***** EXTRAIT DU DOCUMENT

Depuis une dizaine d'années, Pascal Dessaint insère la critique sociale dans une interrogation plus large sur les dérives environnementales. "Le Bal des frelons", "Maintenant, le mal est fait", "Cruelles natures", autant de romans où la hiérarchie traditionnelle des personnages s'efface au profit d'un rapport compliqué de chacun avec la nature. Roman choral comme ce dernier dans lequel les hommes et les femmes sont des ombres épuisées par la voracité muette de cette région du Nord.

**********

--- CONSIGNE 1 ---
Traduisez en anglais cette phrase de l'extrait sur Pascal Dessaint : « Depuis une dizaine d'années, Pascal Dessaint insère la critique sociale dans une interrogation plus large sur les dérives environnementales. »
--- CONSIGNE 2 ---
Recopiez le passage de l'extrait sur Pascal Dessaint situé entre « Depuis une dizaine » et « région du Nord. », ces deux bornes comprises.
Ce matériau n'a aucun lien avec l'extrait sur Pascal Dessaint.

***** EXTRAIT DE DONNÉES

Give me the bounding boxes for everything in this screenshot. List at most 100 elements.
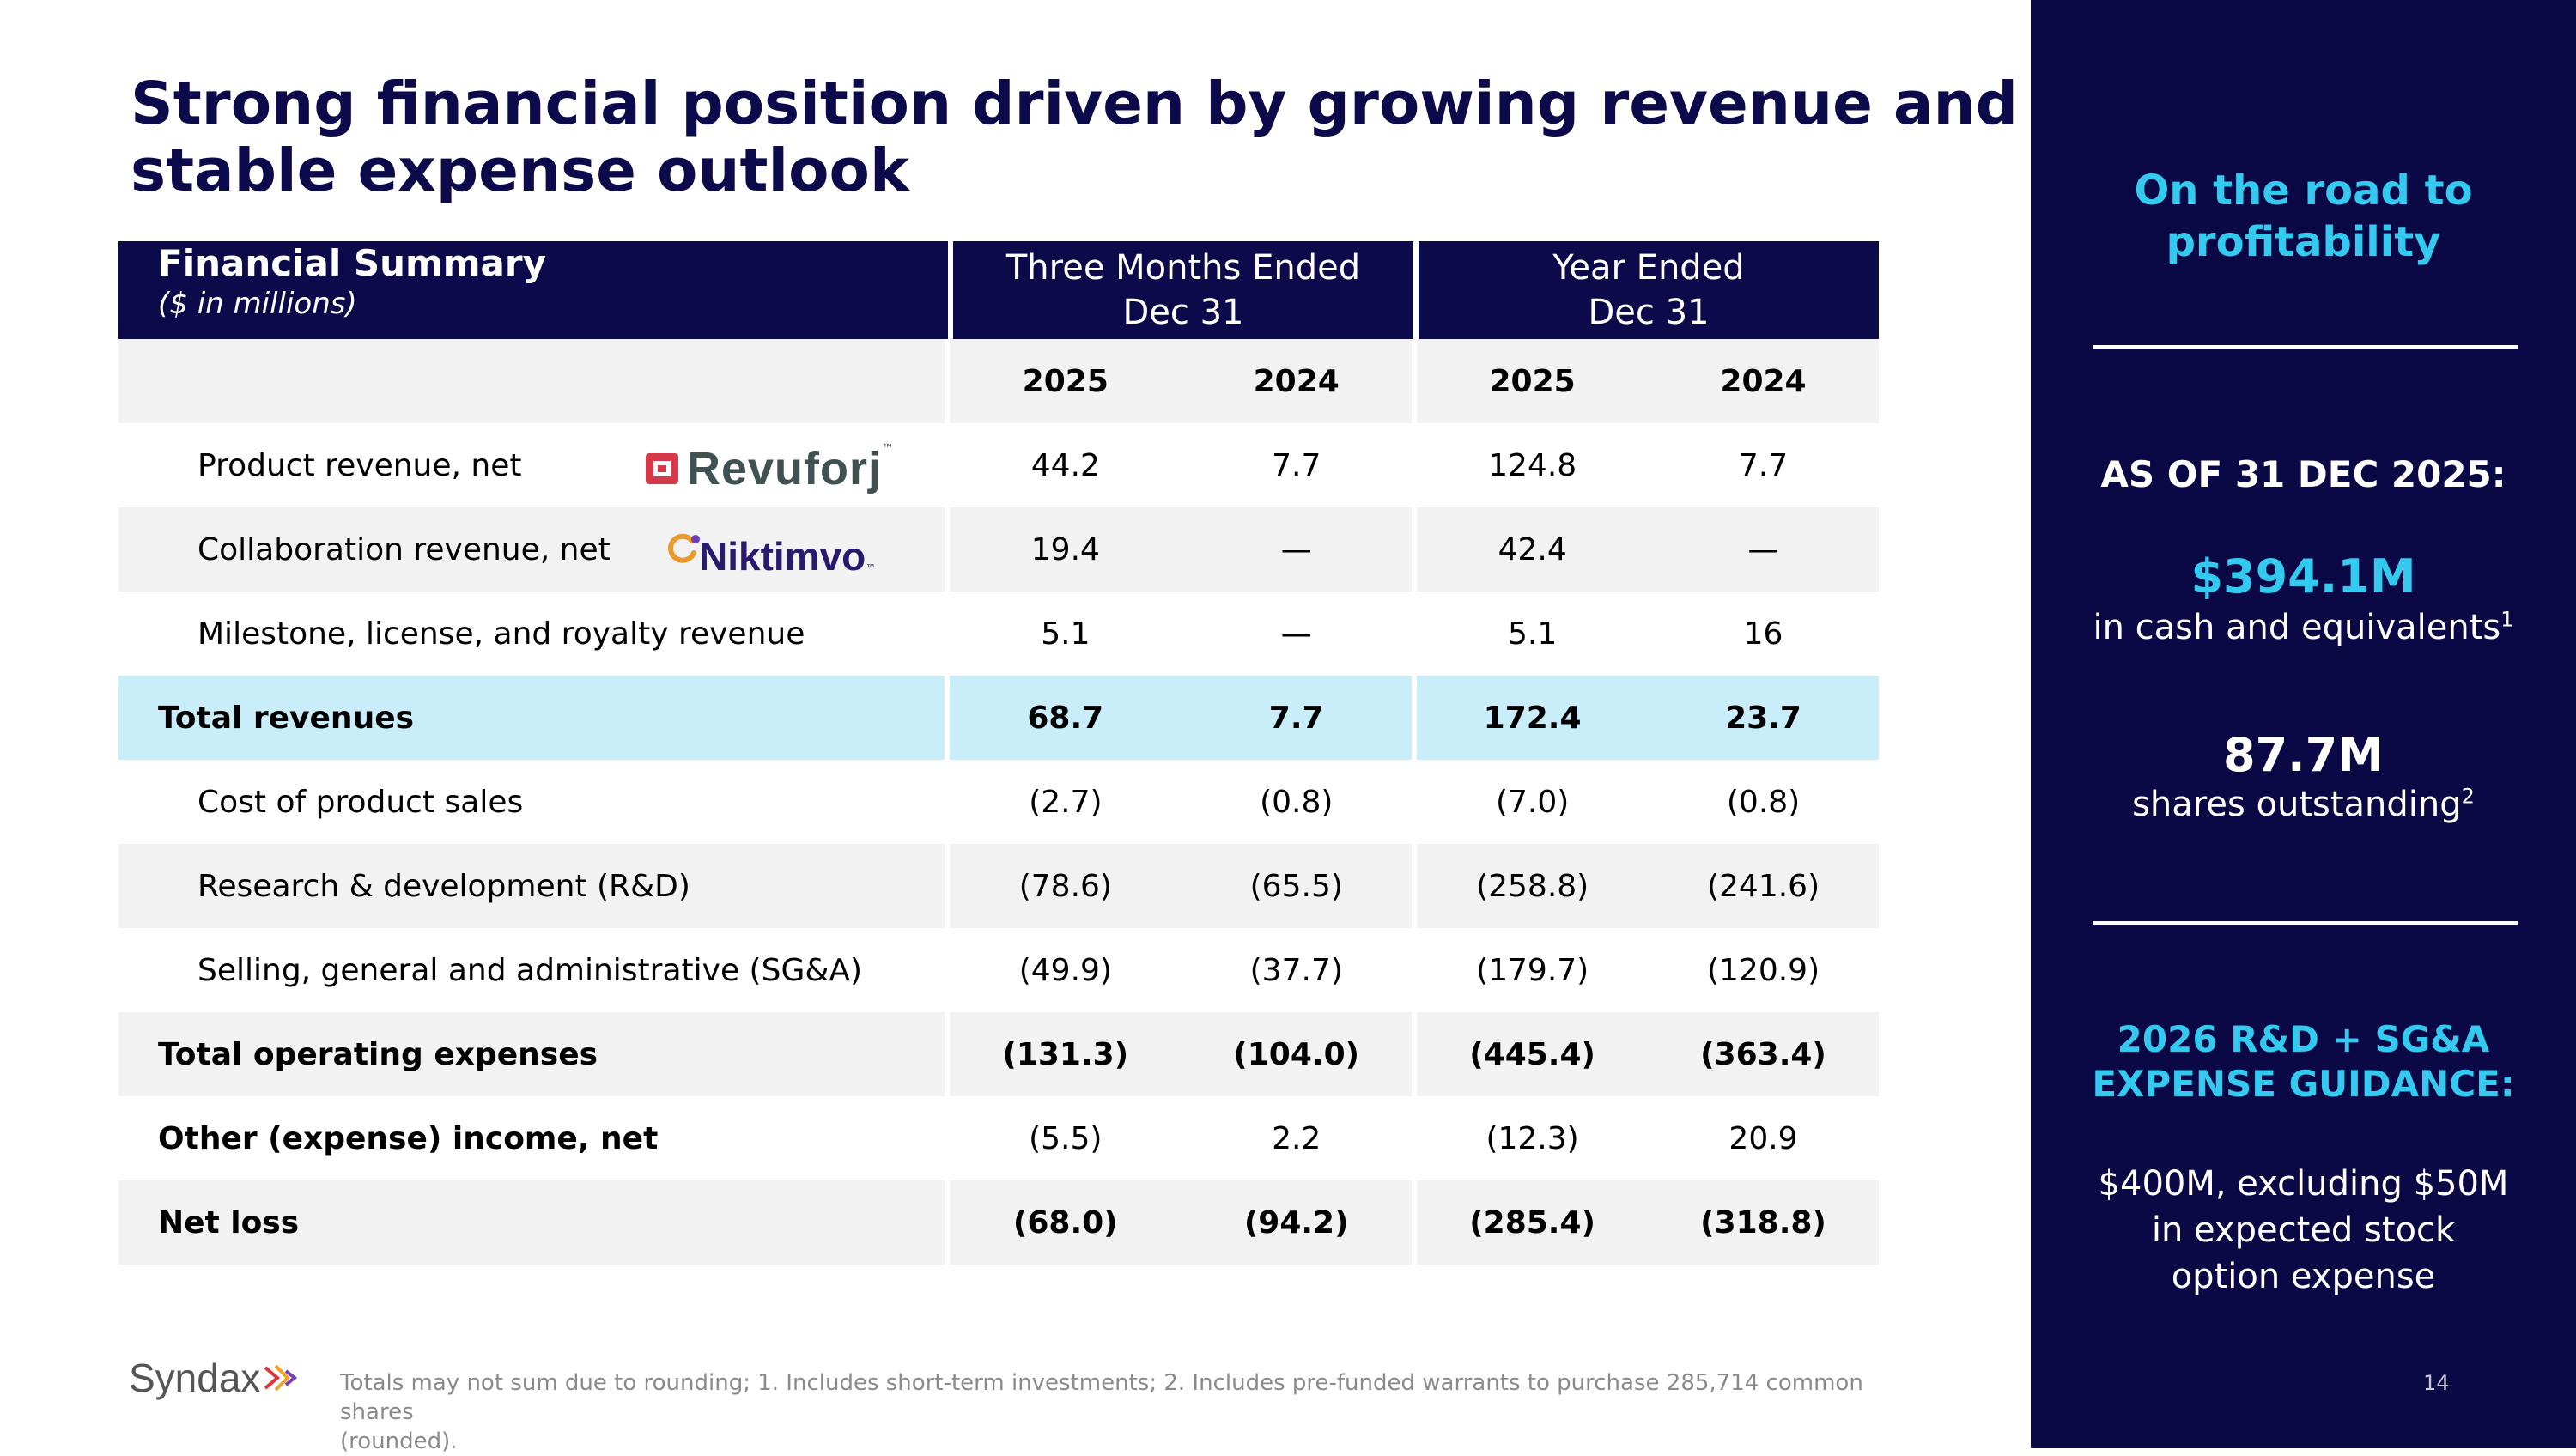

**********

--- RÉPONSE RÉDIGÉE 1 ---
For about ten years, Pascal Dessaint has been embedding social criticism within a broader inquiry into environmental abuses.

--- RÉPONSE RÉDIGÉE 2 ---
Depuis une dizaine d'années, Pascal Dessaint insère la critique sociale dans une interrogation plus large sur les dérives environnementales. "Le Bal des frelons", "Maintenant, le mal est fait", "Cruelles natures", autant de romans où la hiérarchie traditionnelle des personnages s'efface au profit d'un rapport compliqué de chacun avec la nature. Roman choral comme ce dernier dans lequel les hommes et les femmes sont des ombres épuisées par la voracité muette de cette région du Nord.